> [Task directions]:
Scan the entries for the string "heading" and give the number of lines that have it, nothing further.

===== Material for the task =====

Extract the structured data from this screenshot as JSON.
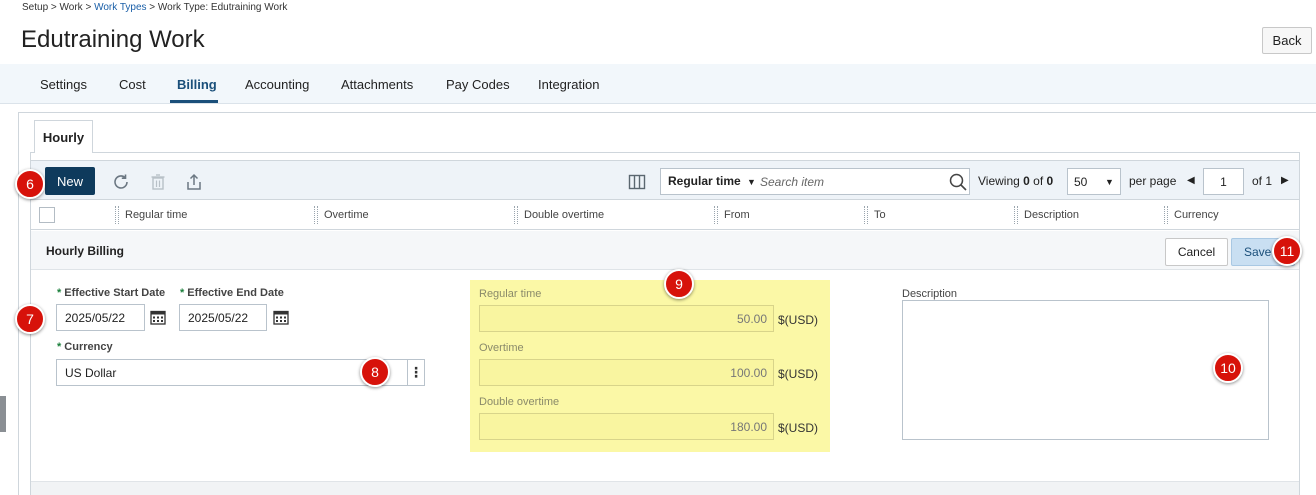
{
  "breadcrumb": {
    "part1": "Setup > Work > ",
    "link": "Work Types",
    "part2": " > Work Type: Edutraining Work"
  },
  "page_title": "Edutraining Work",
  "back_label": "Back",
  "tabs": [
    {
      "label": "Settings"
    },
    {
      "label": "Cost"
    },
    {
      "label": "Billing",
      "active": true
    },
    {
      "label": "Accounting"
    },
    {
      "label": "Attachments"
    },
    {
      "label": "Pay Codes"
    },
    {
      "label": "Integration"
    }
  ],
  "subtab": "Hourly",
  "toolbar": {
    "new_label": "New",
    "search_filter": "Regular time",
    "search_placeholder": "Search item",
    "viewing_prefix": "Viewing ",
    "viewing_count": "0",
    "viewing_of": " of ",
    "viewing_total": "0",
    "per_page_value": "50",
    "per_page_label": "per page",
    "page_value": "1",
    "of_pages": "of 1"
  },
  "columns": [
    "Regular time",
    "Overtime",
    "Double overtime",
    "From",
    "To",
    "Description",
    "Currency"
  ],
  "form": {
    "title": "Hourly Billing",
    "cancel_label": "Cancel",
    "save_label": "Save",
    "effective_start_label": "Effective Start Date",
    "effective_start_value": "2025/05/22",
    "effective_end_label": "Effective End Date",
    "effective_end_value": "2025/05/22",
    "currency_label": "Currency",
    "currency_value": "US Dollar",
    "regular_time_label": "Regular time",
    "regular_time_value": "50.00",
    "overtime_label": "Overtime",
    "overtime_value": "100.00",
    "double_overtime_label": "Double overtime",
    "double_overtime_value": "180.00",
    "unit": "$(USD)",
    "description_label": "Description"
  },
  "markers": [
    "6",
    "7",
    "8",
    "9",
    "10",
    "11"
  ],
  "colors": {
    "primary": "#0e3a5c",
    "accent_blue": "#1a4f7a",
    "highlight_yellow": "#fbf8a6",
    "marker_red": "#d7120a"
  }
}
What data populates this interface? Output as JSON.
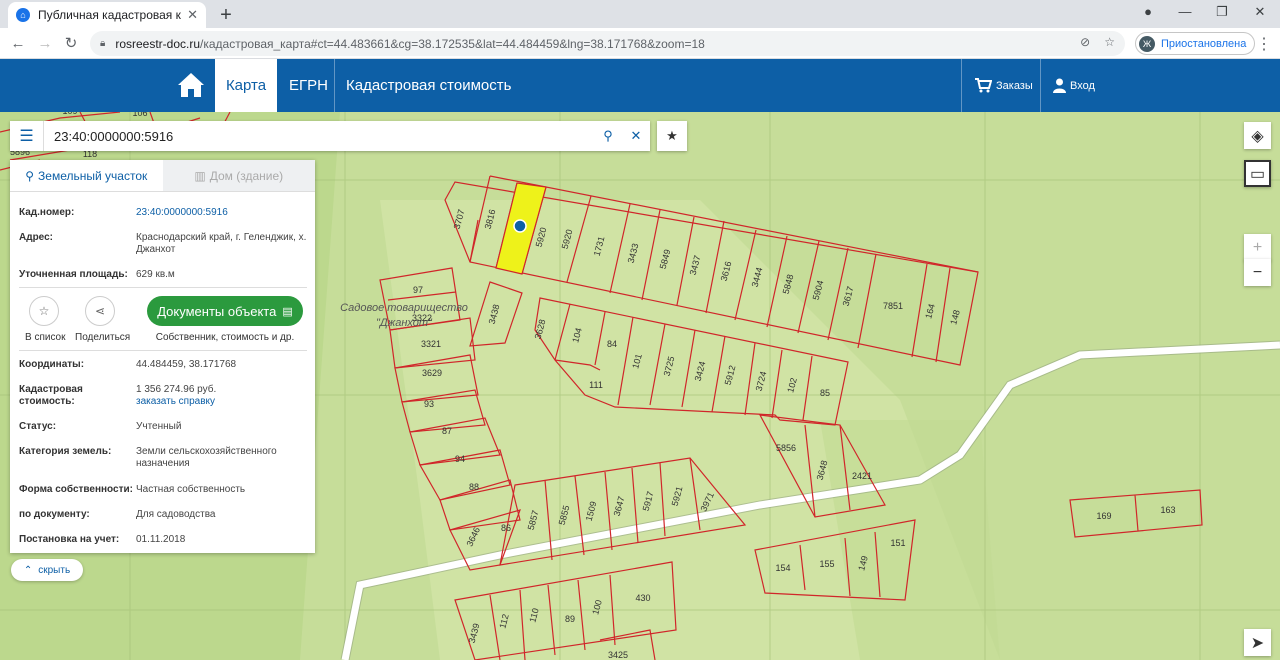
{
  "browser": {
    "tab_title": "Публичная кадастровая карта",
    "url_host": "rosreestr-doc.ru",
    "url_path": "/кадастровая_карта#ct=44.483661&cg=38.172535&lat=44.484459&lng=38.171768&zoom=18",
    "profile_initial": "Ж",
    "profile_label": "Приостановлена"
  },
  "header": {
    "nav": [
      "Карта",
      "ЕГРН",
      "Кадастровая стоимость"
    ],
    "orders": "Заказы",
    "login": "Вход"
  },
  "search": {
    "value": "23:40:0000000:5916"
  },
  "panel": {
    "tab_land": "Земельный участок",
    "tab_house": "Дом (здание)",
    "cad_label": "Кад.номер:",
    "cad_value": "23:40:0000000:5916",
    "addr_label": "Адрес:",
    "addr_value": "Краснодарский край, г. Геленджик, х. Джанхот",
    "area_label": "Уточненная площадь:",
    "area_value": "629 кв.м",
    "to_list": "В список",
    "share": "Поделиться",
    "docs_button": "Документы объекта",
    "docs_sub": "Собственник, стоимость и др.",
    "coords_label": "Координаты:",
    "coords_value": "44.484459, 38.171768",
    "cost_label": "Кадастровая стоимость:",
    "cost_value": "1 356 274.96 руб.",
    "cost_link": "заказать справку",
    "status_label": "Статус:",
    "status_value": "Учтенный",
    "category_label": "Категория земель:",
    "category_value": "Земли сельскохозяйственного назначения",
    "ownership_label": "Форма собственности:",
    "ownership_value": "Частная собственность",
    "bydoc_label": "по документу:",
    "bydoc_value": "Для садоводства",
    "reg_label": "Постановка на учет:",
    "reg_value": "01.11.2018",
    "hide": "скрыть"
  },
  "map": {
    "place_name_1": "Садовое товарищество",
    "place_name_2": "\"Джанхот\"",
    "parcel_labels": [
      "109",
      "106",
      "118",
      "5896",
      "3707",
      "3816",
      "5920",
      "5920",
      "1731",
      "3433",
      "5849",
      "3437",
      "3616",
      "3444",
      "5848",
      "5904",
      "3617",
      "7851",
      "164",
      "148",
      "97",
      "3322",
      "3438",
      "3628",
      "104",
      "84",
      "101",
      "3725",
      "3424",
      "5912",
      "3724",
      "102",
      "85",
      "111",
      "3321",
      "3629",
      "93",
      "87",
      "94",
      "88",
      "3646",
      "86",
      "5857",
      "5855",
      "1509",
      "3647",
      "5917",
      "5921",
      "3971",
      "5856",
      "3648",
      "2421",
      "169",
      "163",
      "154",
      "155",
      "149",
      "151",
      "3439",
      "112",
      "110",
      "89",
      "100",
      "430",
      "3425"
    ]
  },
  "colors": {
    "header": "#0d5fa6",
    "map_bg": "#bcd88d",
    "parcel_stroke": "#d0262a",
    "selected_fill": "#eef21a",
    "button_green": "#2b9a3e"
  }
}
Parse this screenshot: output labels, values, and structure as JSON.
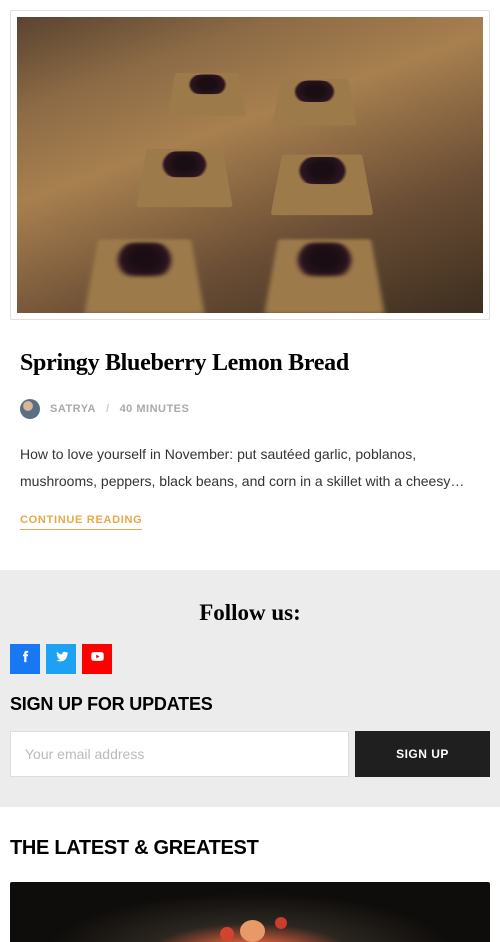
{
  "article": {
    "title": "Springy Blueberry Lemon Bread",
    "author": "SATRYA",
    "duration": "40 MINUTES",
    "excerpt": "How to love yourself in November: put sautéed garlic, poblanos, mushrooms, peppers, black beans, and corn in a skillet with a cheesy…",
    "continue_label": "CONTINUE READING"
  },
  "follow": {
    "title": "Follow us:",
    "social": [
      {
        "name": "facebook"
      },
      {
        "name": "twitter"
      },
      {
        "name": "youtube"
      }
    ]
  },
  "signup": {
    "heading": "SIGN UP FOR UPDATES",
    "placeholder": "Your email address",
    "button": "SIGN UP"
  },
  "latest": {
    "heading": "THE LATEST & GREATEST"
  }
}
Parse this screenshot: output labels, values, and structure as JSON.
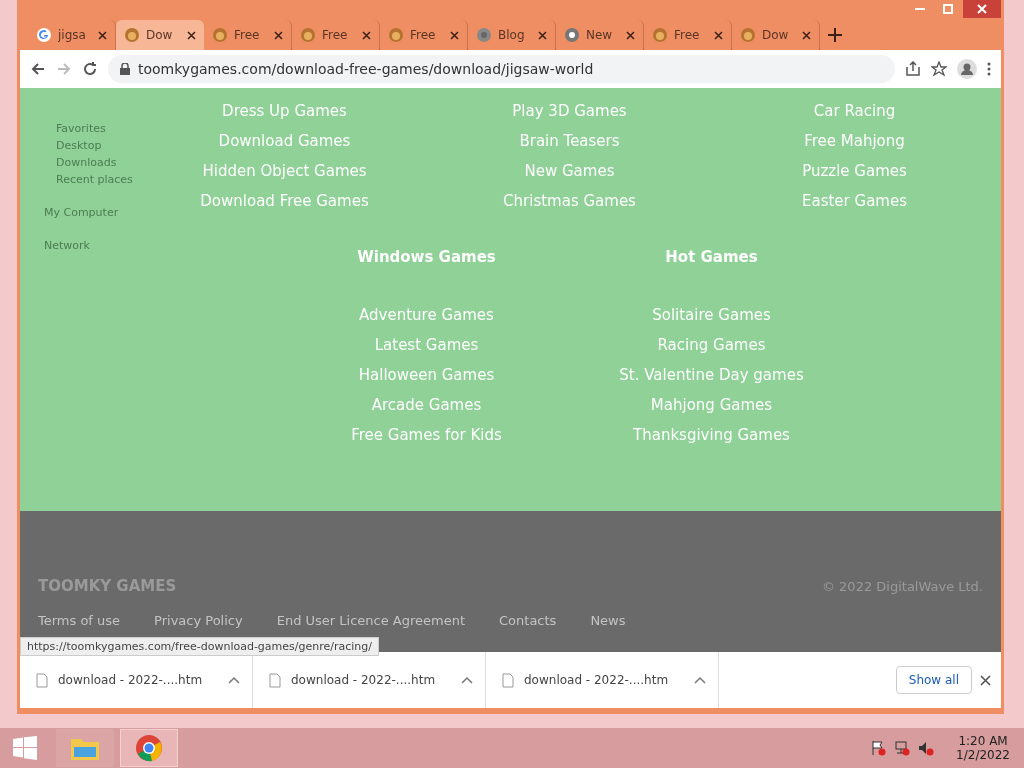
{
  "tabs": [
    {
      "label": "jigsa",
      "kind": "google",
      "selected": false
    },
    {
      "label": "Dow",
      "kind": "game",
      "selected": true
    },
    {
      "label": "Free",
      "kind": "game",
      "selected": false
    },
    {
      "label": "Free",
      "kind": "game",
      "selected": false
    },
    {
      "label": "Free",
      "kind": "game",
      "selected": false
    },
    {
      "label": "Blog",
      "kind": "blog",
      "selected": false
    },
    {
      "label": "New",
      "kind": "chrome",
      "selected": false
    },
    {
      "label": "Free",
      "kind": "game",
      "selected": false
    },
    {
      "label": "Dow",
      "kind": "game",
      "selected": false
    }
  ],
  "address_bar": {
    "url": "toomkygames.com/download-free-games/download/jigsaw-world"
  },
  "explorer_sidebar": [
    "Favorites",
    "Desktop",
    "Downloads",
    "Recent places",
    "My Computer",
    "Network"
  ],
  "menu": {
    "top_columns": [
      [
        "Dress Up Games",
        "Download Games",
        "Hidden Object Games",
        "Download Free Games"
      ],
      [
        "Play 3D Games",
        "Brain Teasers",
        "New Games",
        "Christmas Games"
      ],
      [
        "Car Racing",
        "Free Mahjong",
        "Puzzle Games",
        "Easter Games"
      ]
    ],
    "sections": [
      {
        "heading": "Windows Games",
        "items": [
          "Adventure Games",
          "Latest Games",
          "Halloween Games",
          "Arcade Games",
          "Free Games for Kids"
        ]
      },
      {
        "heading": "Hot Games",
        "items": [
          "Solitaire Games",
          "Racing Games",
          "St. Valentine Day games",
          "Mahjong Games",
          "Thanksgiving Games"
        ]
      }
    ]
  },
  "footer": {
    "brand": "TOOMKY GAMES",
    "copyright": "© 2022 DigitalWave Ltd.",
    "links": [
      "Terms of use",
      "Privacy Policy",
      "End User Licence Agreement",
      "Contacts",
      "News"
    ]
  },
  "status_url": "https://toomkygames.com/free-download-games/genre/racing/",
  "downloads": {
    "items": [
      "download - 2022-....htm",
      "download - 2022-....htm",
      "download - 2022-....htm"
    ],
    "show_all": "Show all"
  },
  "taskbar": {
    "apps": [
      {
        "kind": "explorer",
        "selected": false
      },
      {
        "kind": "chrome",
        "selected": true
      }
    ],
    "time": "1:20 AM",
    "date": "1/2/2022"
  }
}
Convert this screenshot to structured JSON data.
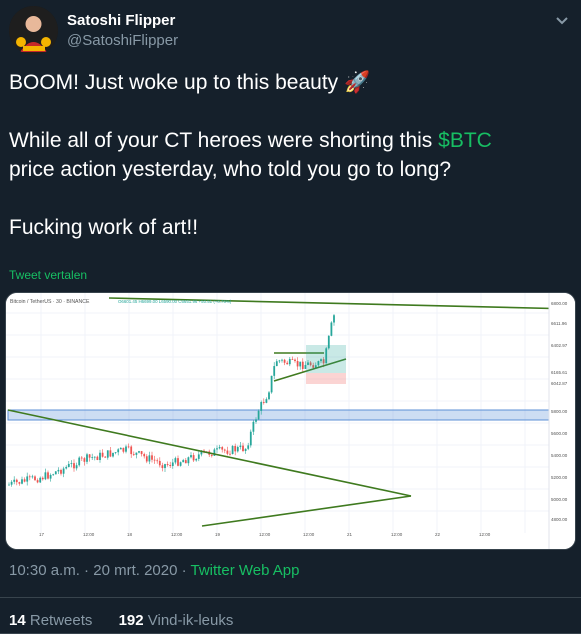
{
  "author": {
    "name": "Satoshi Flipper",
    "handle": "@SatoshiFlipper"
  },
  "tweet": {
    "line1": "BOOM! Just woke up to this beauty ",
    "rocket": "🚀",
    "line2_before": "While all of your CT heroes were shorting this ",
    "cashtag": "$BTC",
    "line2_after": " price action yesterday, who told you go to long?",
    "line3": "Fucking work of art!!",
    "translate": "Tweet vertalen"
  },
  "meta": {
    "time": "10:30 a.m.",
    "sep1": " · ",
    "date": "20 mrt. 2020",
    "sep2": " · ",
    "app": "Twitter Web App"
  },
  "stats": {
    "retweets": "14",
    "retweets_label": "Retweets",
    "likes": "192",
    "likes_label": "Vind-ik-leuks"
  },
  "chart_image": {
    "symbol": "Bitcoin / TetherUS · 30 · BINANCE",
    "ohlc": "O6601.45 H6699.00 L6590.00 C6651.96 +50.51 (+0.76%)",
    "y_ticks": [
      "6800.00",
      "6611.96",
      "6402.97",
      "6165.61",
      "6042.87",
      "5800.00",
      "5600.00",
      "5400.00",
      "5200.00",
      "5000.00",
      "4800.00"
    ],
    "x_ticks": [
      "17",
      "12:00",
      "18",
      "12:00",
      "19",
      "12:00",
      "12:00",
      "21",
      "12:00",
      "22",
      "12:00"
    ],
    "colors": {
      "up": "#26a69a",
      "down": "#ef5350",
      "trend": "#3f7a1f",
      "zone": "#5b8fd6"
    }
  }
}
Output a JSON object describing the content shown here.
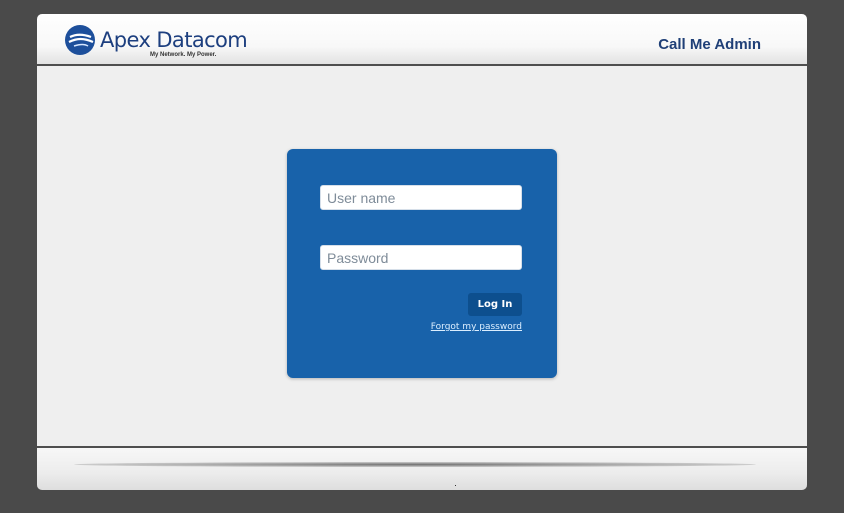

=====

> [Answer to this problem]:
4